- [Exercise inputs]:
-- start --

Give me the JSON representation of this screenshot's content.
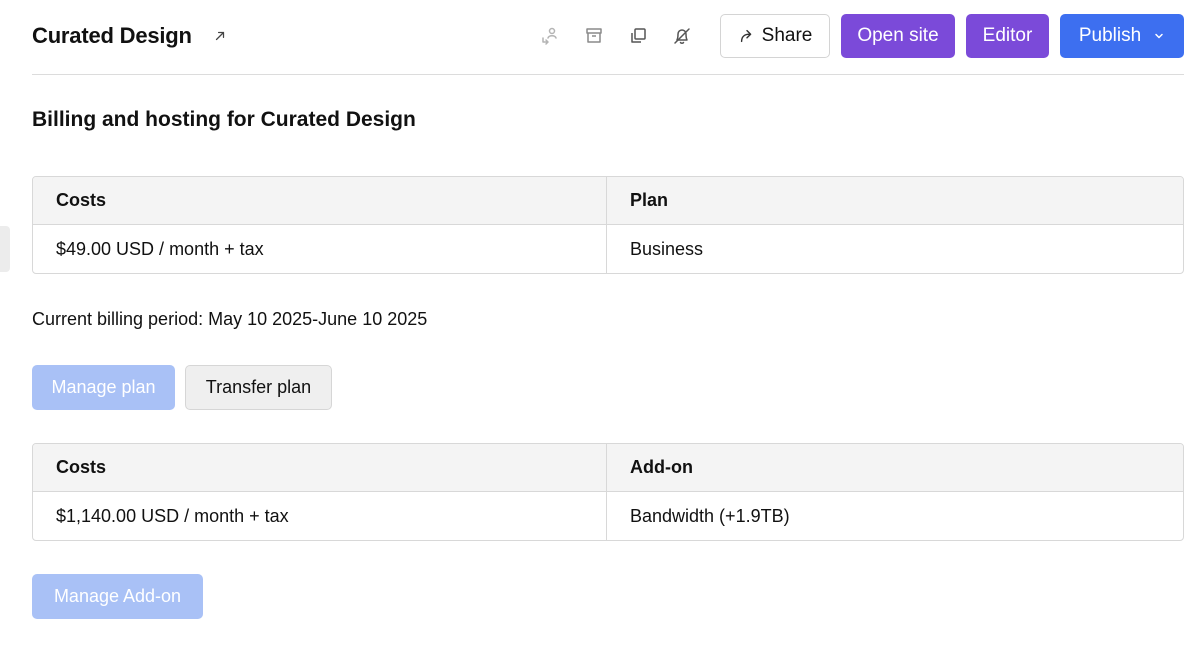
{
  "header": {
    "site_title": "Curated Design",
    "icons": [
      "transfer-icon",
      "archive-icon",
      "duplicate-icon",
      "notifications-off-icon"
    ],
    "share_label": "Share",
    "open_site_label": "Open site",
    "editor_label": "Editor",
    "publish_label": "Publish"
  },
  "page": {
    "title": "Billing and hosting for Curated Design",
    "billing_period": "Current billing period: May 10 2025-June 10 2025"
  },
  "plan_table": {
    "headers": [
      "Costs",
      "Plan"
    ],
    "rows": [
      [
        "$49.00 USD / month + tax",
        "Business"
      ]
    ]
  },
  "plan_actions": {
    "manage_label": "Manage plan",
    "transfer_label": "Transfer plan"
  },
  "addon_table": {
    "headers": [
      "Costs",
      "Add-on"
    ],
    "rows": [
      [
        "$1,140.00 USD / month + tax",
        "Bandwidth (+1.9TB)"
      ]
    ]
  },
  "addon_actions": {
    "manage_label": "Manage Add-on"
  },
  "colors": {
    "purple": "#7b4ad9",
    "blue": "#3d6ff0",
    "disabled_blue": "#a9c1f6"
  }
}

-- end --
-- start --

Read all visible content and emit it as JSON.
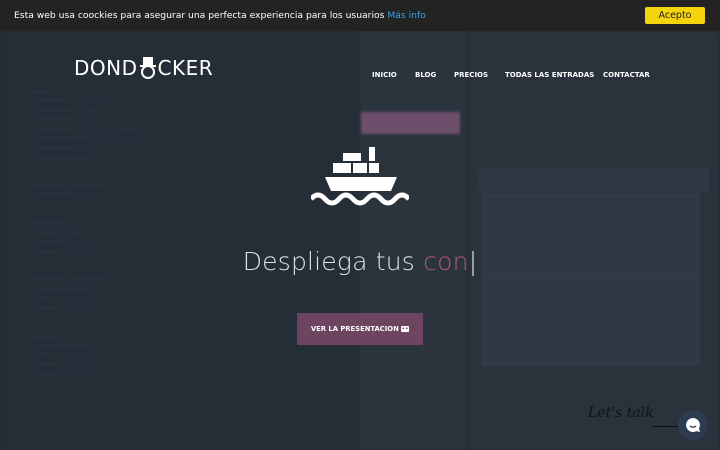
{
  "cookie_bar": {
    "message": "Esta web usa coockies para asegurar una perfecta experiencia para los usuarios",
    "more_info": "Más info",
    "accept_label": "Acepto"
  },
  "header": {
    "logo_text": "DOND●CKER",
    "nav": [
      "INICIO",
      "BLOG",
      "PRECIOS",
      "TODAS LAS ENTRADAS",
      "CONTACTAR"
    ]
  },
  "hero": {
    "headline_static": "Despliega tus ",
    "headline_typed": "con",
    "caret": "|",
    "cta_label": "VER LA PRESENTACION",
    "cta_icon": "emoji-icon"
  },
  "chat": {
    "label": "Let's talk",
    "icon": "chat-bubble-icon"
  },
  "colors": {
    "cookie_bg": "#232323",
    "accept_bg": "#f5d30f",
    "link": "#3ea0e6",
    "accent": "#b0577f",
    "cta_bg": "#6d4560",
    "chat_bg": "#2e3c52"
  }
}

-- end --

- [To do]: In the records above, locate every line with the string "Manage" and copy it.

- [Output for this exercise]:
    "manage_label": "Manage plan",
    "manage_label": "Manage Add-on"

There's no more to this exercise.